# Situations with carrying a firearm.



## James m (Mar 11, 2014)

Yes situations! Im usually in a gun free zone all day. What are your thoughts on reacting to times where there may be trouble. At what point do you act.


----------



## Pir8fan (Nov 16, 2012)

James m said:


> Yes situations! Im usually in a gun free zone all day. What are your thoughts on reacting to times where there may be trouble. At what point do you act.


Seriously? You should know the laws in your state. I teach all of my students to avoid the trouble if at all possible. You act only when you believe you are in danger of seriously bodily harm or death. If you're carrying a firearm. You shouldn't need to be told this information.


----------



## James m (Mar 11, 2014)

Yea I only bring it up because a friend's neighbor flipped out with a mini-14 at a township meeting a few months ago.


----------



## csi-tech (Apr 13, 2013)

I have a deep concealment holster. Sort of a waistband with a gun pouch that sits right in front of your junk. If trouble is in the wind I don't give two s#$%s about the law or a "Gun free zone" I'll be alive to get fired from my job and acquitted by the Grand Jury.


----------



## Smitty901 (Nov 16, 2012)

You can avoid trouble all you want if it wants to find you it will. No one can tell you when to act or when to hold back. You must be ready to do either. And when the time comes make the call.
Anyone that starts out with the party line of avoid trouble , counter force with peace , a trained freighter avoids force, force should be avoided at all cost.
Speed , Surprise and Violence of action.
Speed in making the call once you do hit fast
Surprise don't let them know it is coming
Violence of action.... go nuts on them go full blown Mel Gibson nuts on them till it is over
The force is not with you it is a movie theory and not real Bruce Lee was an actor.
I am not alive to today because of any of that BS about avoid redirect the negative energy stuff.


----------



## paraquack (Mar 1, 2013)

If you're from Illinois and are in a gun free zone, you have nothing to worry about. Everyone knows that in a gun free zone, you as safe as though you were in your mother's arms. While I joke about this kind of crap, I take your situation personally. All part of the reason I got out of Illinois. Sometimes you're just screwed. I agree with csi.


----------



## Conundrum99 (Feb 16, 2014)
**********
■ **Required tasks**:
#1 According to the forum thread, what three things does Smitty901 list as the approach to take once you act?
#2 Please recast the records, from their first line through the line containing "543, 1154, 576]", as a Markdown table with the columns Row and Record line, leaving out any blank lines.
**********
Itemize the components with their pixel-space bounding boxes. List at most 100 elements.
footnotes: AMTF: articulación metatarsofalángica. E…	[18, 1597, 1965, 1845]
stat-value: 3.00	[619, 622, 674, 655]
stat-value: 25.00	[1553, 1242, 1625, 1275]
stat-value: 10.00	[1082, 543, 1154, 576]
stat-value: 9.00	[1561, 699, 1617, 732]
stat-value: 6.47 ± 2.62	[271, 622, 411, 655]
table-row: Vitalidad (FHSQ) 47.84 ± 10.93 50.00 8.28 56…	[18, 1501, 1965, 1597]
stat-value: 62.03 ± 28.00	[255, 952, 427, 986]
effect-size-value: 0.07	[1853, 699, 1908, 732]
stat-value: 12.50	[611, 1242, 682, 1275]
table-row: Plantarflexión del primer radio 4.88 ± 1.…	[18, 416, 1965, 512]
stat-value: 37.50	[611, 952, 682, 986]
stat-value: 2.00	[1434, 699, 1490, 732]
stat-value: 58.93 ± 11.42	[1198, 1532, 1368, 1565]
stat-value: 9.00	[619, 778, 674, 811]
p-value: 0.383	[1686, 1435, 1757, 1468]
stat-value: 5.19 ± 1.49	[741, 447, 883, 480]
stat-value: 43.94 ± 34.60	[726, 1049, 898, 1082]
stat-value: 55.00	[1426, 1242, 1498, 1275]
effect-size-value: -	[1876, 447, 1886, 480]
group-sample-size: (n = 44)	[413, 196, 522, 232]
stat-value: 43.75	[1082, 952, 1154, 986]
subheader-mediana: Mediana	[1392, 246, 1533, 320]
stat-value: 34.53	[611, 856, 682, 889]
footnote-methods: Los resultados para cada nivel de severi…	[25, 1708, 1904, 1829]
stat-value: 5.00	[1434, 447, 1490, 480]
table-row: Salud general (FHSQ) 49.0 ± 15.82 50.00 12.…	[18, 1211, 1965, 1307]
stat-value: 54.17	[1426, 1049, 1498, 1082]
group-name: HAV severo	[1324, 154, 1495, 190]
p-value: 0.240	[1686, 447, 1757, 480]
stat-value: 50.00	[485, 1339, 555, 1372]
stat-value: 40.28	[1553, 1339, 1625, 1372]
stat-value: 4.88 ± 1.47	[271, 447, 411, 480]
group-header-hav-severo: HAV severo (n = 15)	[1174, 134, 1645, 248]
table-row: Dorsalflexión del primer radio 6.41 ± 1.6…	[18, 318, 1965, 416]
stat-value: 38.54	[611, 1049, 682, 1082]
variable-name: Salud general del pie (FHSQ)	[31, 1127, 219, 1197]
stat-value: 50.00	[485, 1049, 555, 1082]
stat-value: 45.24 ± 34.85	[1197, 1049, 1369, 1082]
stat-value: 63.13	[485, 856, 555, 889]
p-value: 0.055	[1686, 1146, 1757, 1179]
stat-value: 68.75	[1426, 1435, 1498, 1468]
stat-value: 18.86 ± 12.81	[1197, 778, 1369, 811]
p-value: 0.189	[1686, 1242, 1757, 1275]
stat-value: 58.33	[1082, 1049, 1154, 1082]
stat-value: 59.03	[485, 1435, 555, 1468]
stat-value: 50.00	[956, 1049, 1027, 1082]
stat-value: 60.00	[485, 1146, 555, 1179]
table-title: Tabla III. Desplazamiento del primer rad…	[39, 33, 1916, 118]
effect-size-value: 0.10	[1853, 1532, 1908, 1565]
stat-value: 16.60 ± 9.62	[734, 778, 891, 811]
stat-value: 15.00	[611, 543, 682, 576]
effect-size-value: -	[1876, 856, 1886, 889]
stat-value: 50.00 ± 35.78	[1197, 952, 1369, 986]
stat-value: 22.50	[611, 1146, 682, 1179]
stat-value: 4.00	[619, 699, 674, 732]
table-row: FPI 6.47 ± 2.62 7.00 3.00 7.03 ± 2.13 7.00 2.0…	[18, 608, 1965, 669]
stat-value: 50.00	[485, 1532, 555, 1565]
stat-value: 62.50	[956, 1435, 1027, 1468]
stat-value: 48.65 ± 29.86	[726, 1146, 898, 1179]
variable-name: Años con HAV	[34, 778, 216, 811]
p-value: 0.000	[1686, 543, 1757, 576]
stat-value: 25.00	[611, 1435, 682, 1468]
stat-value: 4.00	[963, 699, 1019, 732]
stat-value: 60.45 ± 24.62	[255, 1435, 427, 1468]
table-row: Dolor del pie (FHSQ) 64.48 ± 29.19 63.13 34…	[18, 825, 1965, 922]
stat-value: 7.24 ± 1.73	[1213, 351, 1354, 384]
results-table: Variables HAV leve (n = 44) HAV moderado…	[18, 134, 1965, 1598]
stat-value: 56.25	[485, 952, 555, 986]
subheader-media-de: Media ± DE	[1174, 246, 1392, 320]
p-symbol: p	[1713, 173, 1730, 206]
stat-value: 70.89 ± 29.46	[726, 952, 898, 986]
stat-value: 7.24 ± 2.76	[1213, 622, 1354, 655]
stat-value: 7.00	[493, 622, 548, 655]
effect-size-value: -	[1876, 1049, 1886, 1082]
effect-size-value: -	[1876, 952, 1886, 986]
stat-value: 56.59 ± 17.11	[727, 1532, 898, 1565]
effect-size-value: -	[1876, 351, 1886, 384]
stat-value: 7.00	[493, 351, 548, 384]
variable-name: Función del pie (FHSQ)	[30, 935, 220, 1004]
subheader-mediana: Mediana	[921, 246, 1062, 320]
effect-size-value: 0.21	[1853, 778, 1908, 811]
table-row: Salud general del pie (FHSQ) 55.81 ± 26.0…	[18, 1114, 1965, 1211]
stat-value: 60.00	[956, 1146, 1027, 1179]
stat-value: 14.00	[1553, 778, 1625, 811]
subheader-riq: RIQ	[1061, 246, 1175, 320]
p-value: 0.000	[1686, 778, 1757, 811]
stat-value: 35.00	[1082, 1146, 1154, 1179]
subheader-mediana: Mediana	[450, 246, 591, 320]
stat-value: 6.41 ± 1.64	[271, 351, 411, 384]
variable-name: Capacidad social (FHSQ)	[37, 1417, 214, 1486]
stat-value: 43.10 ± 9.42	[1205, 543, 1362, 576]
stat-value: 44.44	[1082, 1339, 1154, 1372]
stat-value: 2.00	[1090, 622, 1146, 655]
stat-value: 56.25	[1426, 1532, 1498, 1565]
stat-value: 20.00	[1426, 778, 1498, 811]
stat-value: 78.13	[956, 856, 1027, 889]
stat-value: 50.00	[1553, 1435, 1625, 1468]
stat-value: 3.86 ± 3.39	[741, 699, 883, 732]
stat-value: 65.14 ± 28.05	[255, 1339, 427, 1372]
**********
■ **Answers to the exercises**:
#1 Speed, Surprise and Violence of action.

#2
| Row | Record line |
|---|---|
| 1 | Itemize the components with their pixel-space bounding boxes. List at most 100 elements. |
| 2 | footnotes: AMTF: articulación metatarsofalángica. E…	[18, 1597, 1965, 1845] |
| 3 | stat-value: 3.00	[619, 622, 674, 655] |
| 4 | stat-value: 25.00	[1553, 1242, 1625, 1275] |
| 5 | stat-value: 10.00	[1082, 543, 1154, 576] |